▶ YOUR TASK: Search the records below for the word "mschr" and show every line where it occurs.

☆ ☆ ☆

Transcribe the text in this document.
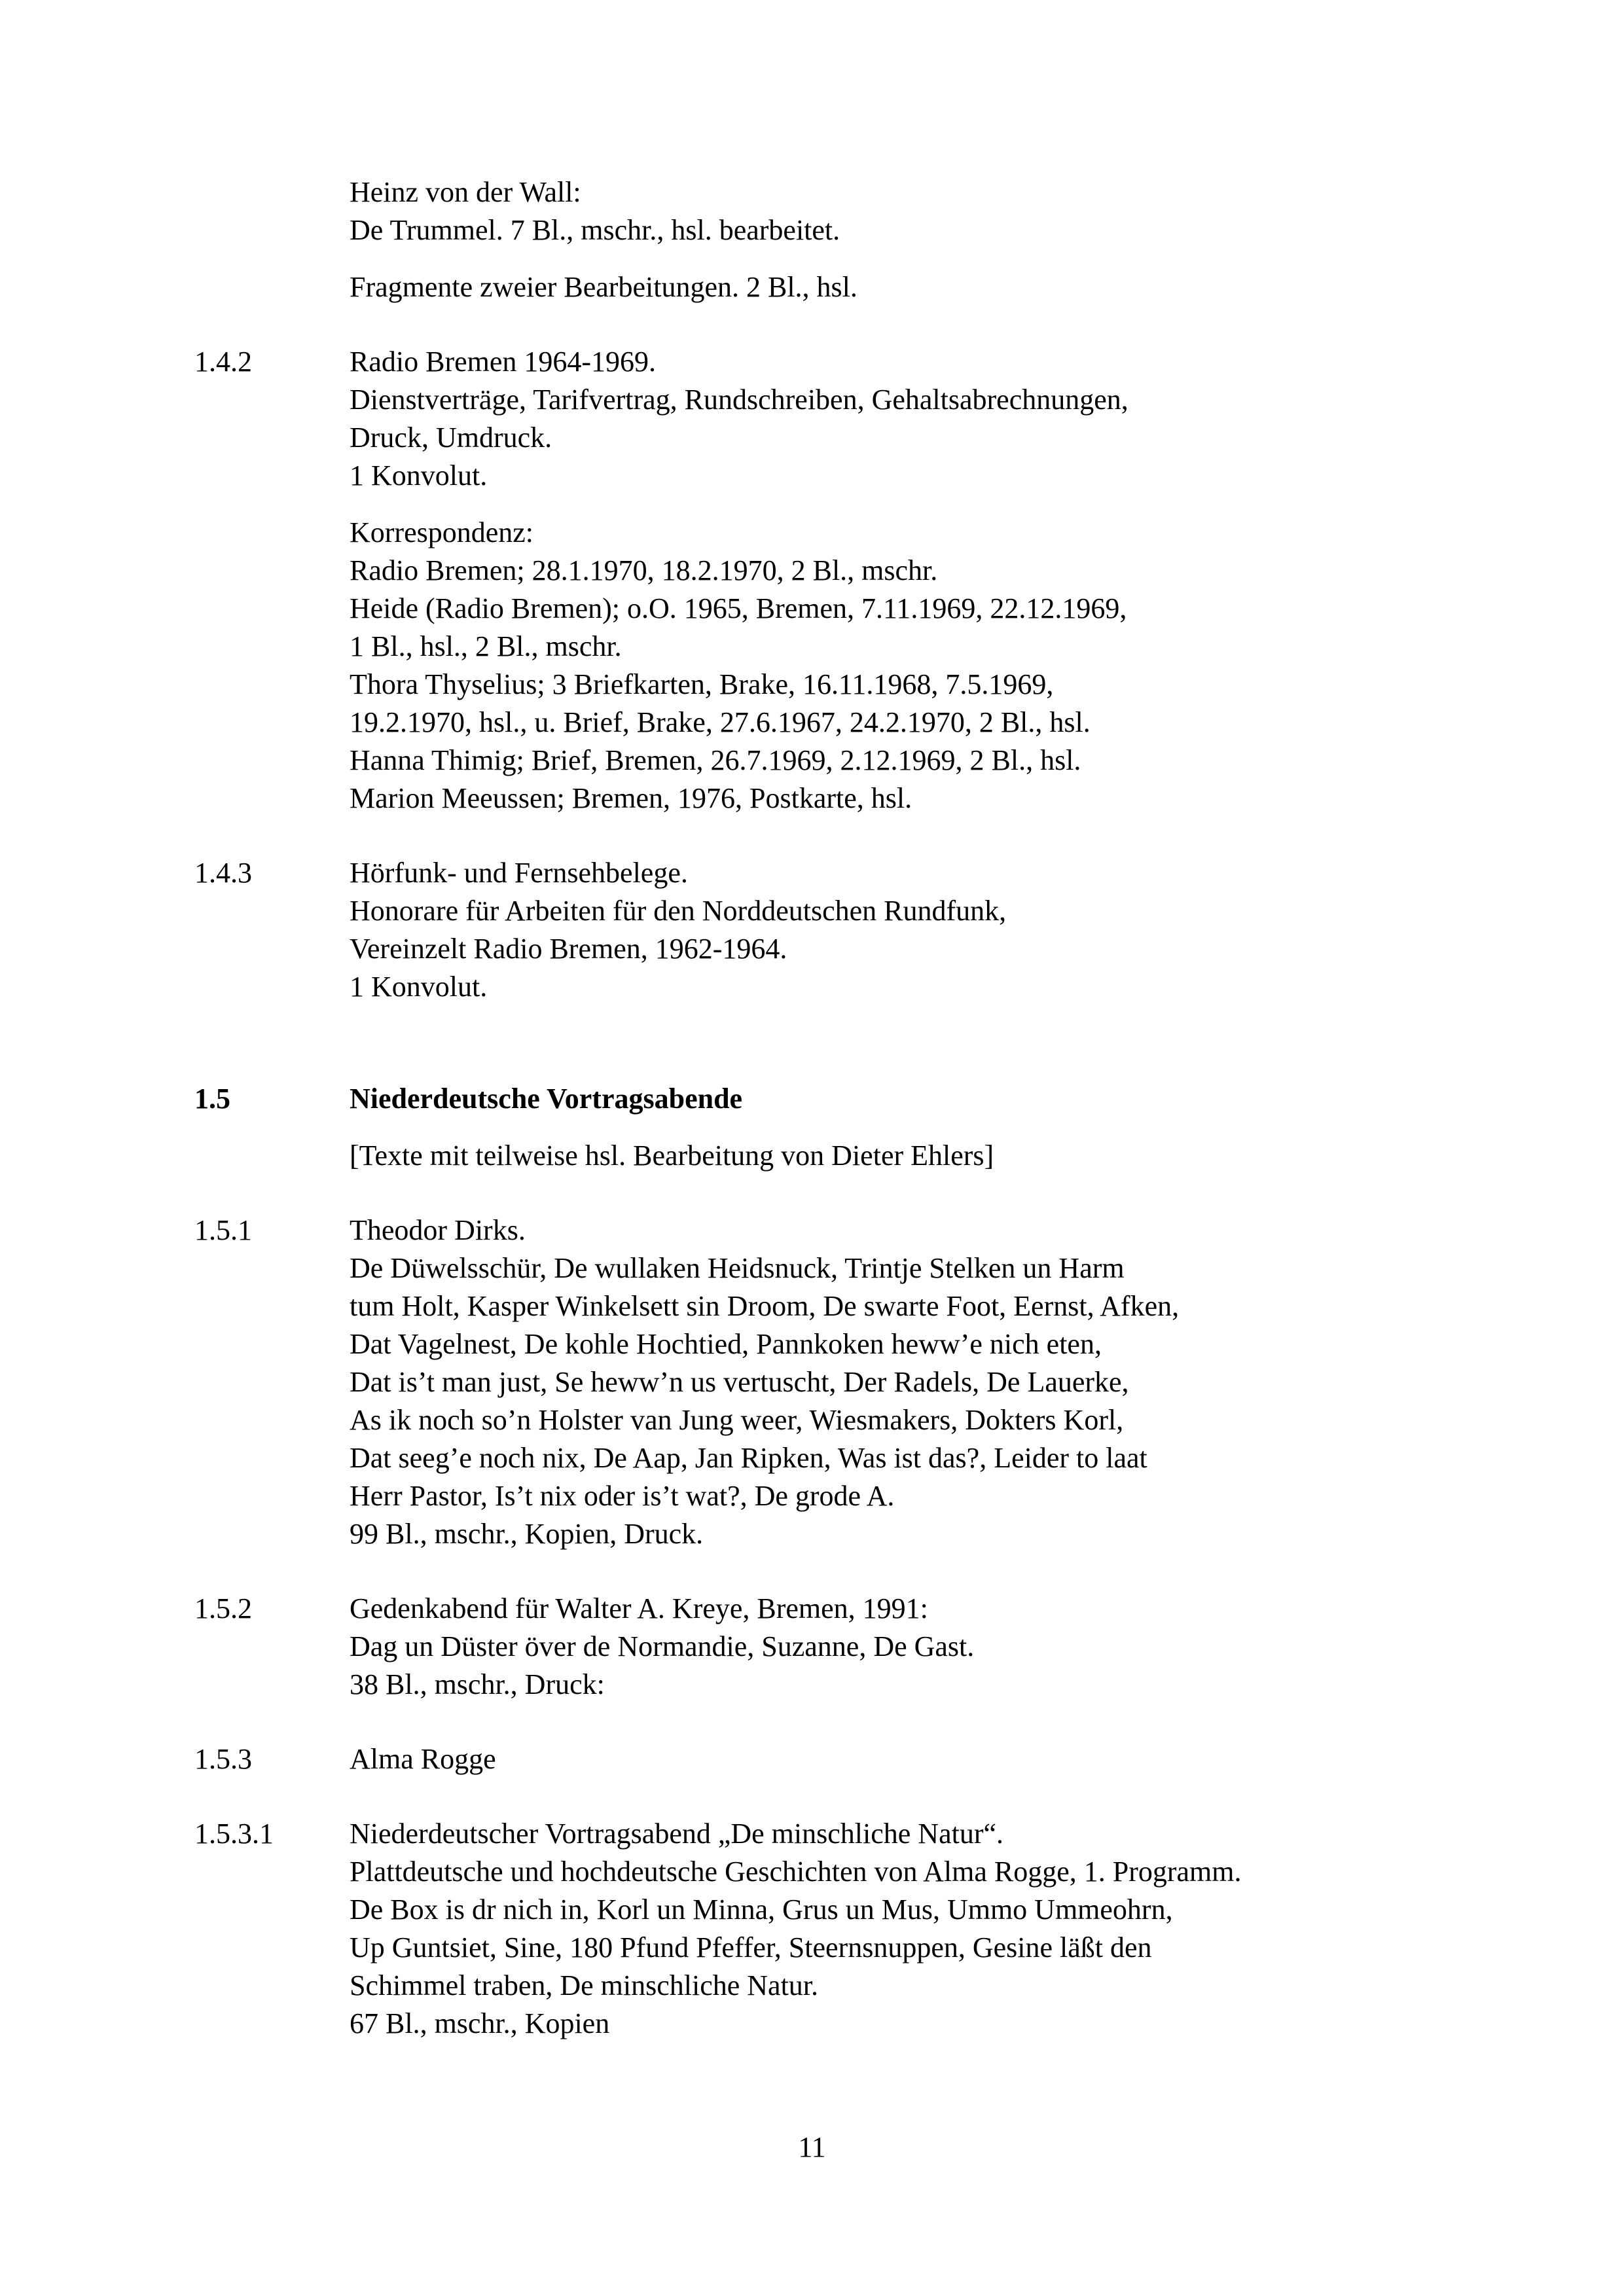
Heinz von der Wall:
De Trummel. 7 Bl., mschr., hsl. bearbeitet.
Fragmente zweier Bearbeitungen. 2 Bl., hsl.
1.4.2	Radio Bremen 1964-1969.
Dienstverträge, Tarifvertrag, Rundschreiben, Gehaltsabrechnungen,
Druck, Umdruck.
1 Konvolut.
Korrespondenz:
Radio Bremen; 28.1.1970, 18.2.1970, 2 Bl., mschr.
Heide (Radio Bremen); o.O. 1965, Bremen, 7.11.1969, 22.12.1969,
1 Bl., hsl., 2 Bl., mschr.
Thora Thyselius; 3 Briefkarten, Brake, 16.11.1968, 7.5.1969,
19.2.1970, hsl., u. Brief, Brake, 27.6.1967, 24.2.1970, 2 Bl., hsl.
Hanna Thimig; Brief, Bremen, 26.7.1969, 2.12.1969, 2 Bl., hsl.
Marion Meeussen; Bremen, 1976, Postkarte, hsl.
1.4.3	Hörfunk- und Fernsehbelege.
Honorare für Arbeiten für den Norddeutschen Rundfunk,
Vereinzelt Radio Bremen, 1962-1964.
1 Konvolut.
1.5	Niederdeutsche Vortragsabende
[Texte mit teilweise hsl. Bearbeitung von Dieter Ehlers]
1.5.1	Theodor Dirks.
De Düwelsschür, De wullaken Heidsnuck, Trintje Stelken un Harm
tum Holt, Kasper Winkelsett sin Droom, De swarte Foot, Eernst, Afken,
Dat Vagelnest, De kohle Hochtied, Pannkoken heww’e nich eten,
Dat is’t man just, Se heww’n us vertuscht, Der Radels, De Lauerke,
As ik noch so’n Holster van Jung weer, Wiesmakers, Dokters Korl,
Dat seeg’e noch nix, De Aap, Jan Ripken, Was ist das?, Leider to laat
Herr Pastor, Is’t nix oder is’t wat?, De grode A.
99 Bl., mschr., Kopien, Druck.
1.5.2	Gedenkabend für Walter A. Kreye, Bremen, 1991:
Dag un Düster över de Normandie, Suzanne, De Gast.
38 Bl., mschr., Druck:
1.5.3	Alma Rogge
1.5.3.1	Niederdeutscher Vortragsabend „De minschliche Natur“.
Plattdeutsche und hochdeutsche Geschichten von Alma Rogge, 1. Programm.
De Box is dr nich in, Korl un Minna, Grus un Mus, Ummo Ummeohrn,
Up Guntsiet, Sine, 180 Pfund Pfeffer, Steernsnuppen, Gesine läßt den
Schimmel traben, De minschliche Natur.
67 Bl., mschr., Kopien
11
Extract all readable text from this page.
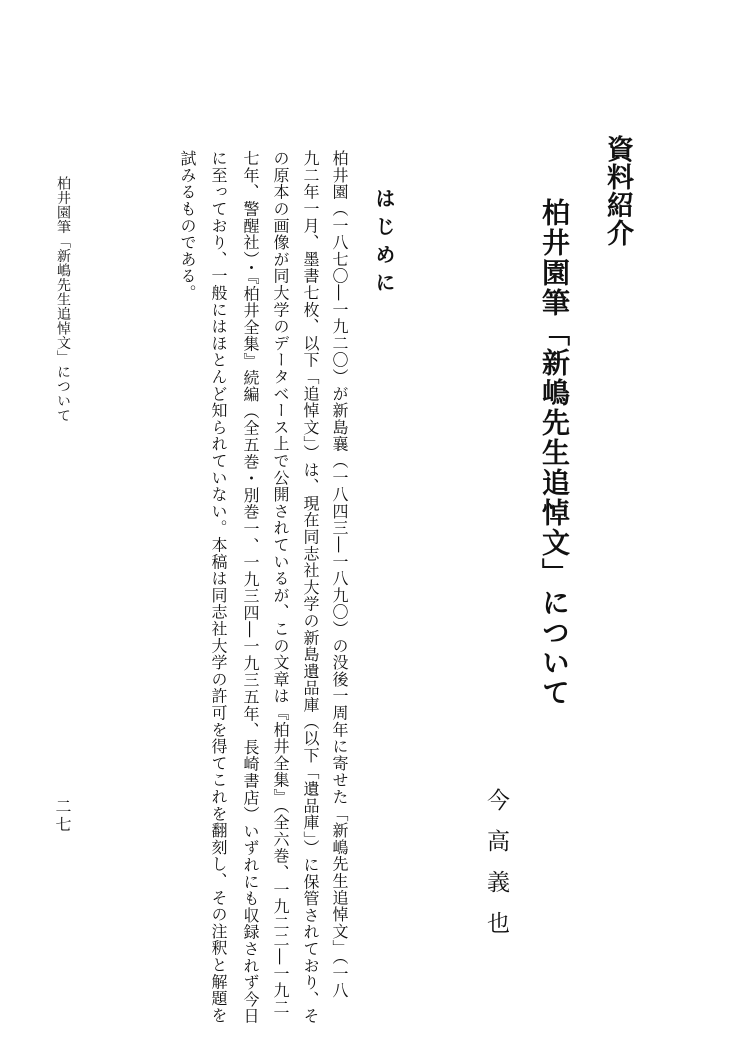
資料紹介
柏井園筆「新嶋先生追悼文」について
今高義也
はじめに
柏井園（一八七〇―一九二〇）が新島襄（一八四三―一八九〇）の没後一周年に寄せた「新嶋先生追悼文」（一八
九二年一月、墨書七枚、以下「追悼文」）は、現在同志社大学の新島遺品庫（以下「遺品庫」）に保管されており、そ
の原本の画像が同大学のデータベース上で公開されているが、この文章は『柏井全集』（全六巻、一九二二―一九二
七年、警醒社）・『柏井全集』続編（全五巻・別巻一、一九三四―一九三五年、長崎書店）いずれにも収録されず今日
に至っており、一般にはほとんど知られていない。本稿は同志社大学の許可を得てこれを翻刻し、その注釈と解題を
試みるものである。
柏井園筆「新嶋先生追悼文」について
二七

☆ ☆ ☆

▶ RESPONSE FOR THIS EXERCISE:
De Trummel. 7 Bl., mschr., hsl. bearbeitet.
Radio Bremen; 28.1.1970, 18.2.1970, 2 Bl., mschr.
1 Bl., hsl., 2 Bl., mschr.
99 Bl., mschr., Kopien, Druck.
38 Bl., mschr., Druck:
67 Bl., mschr., Kopien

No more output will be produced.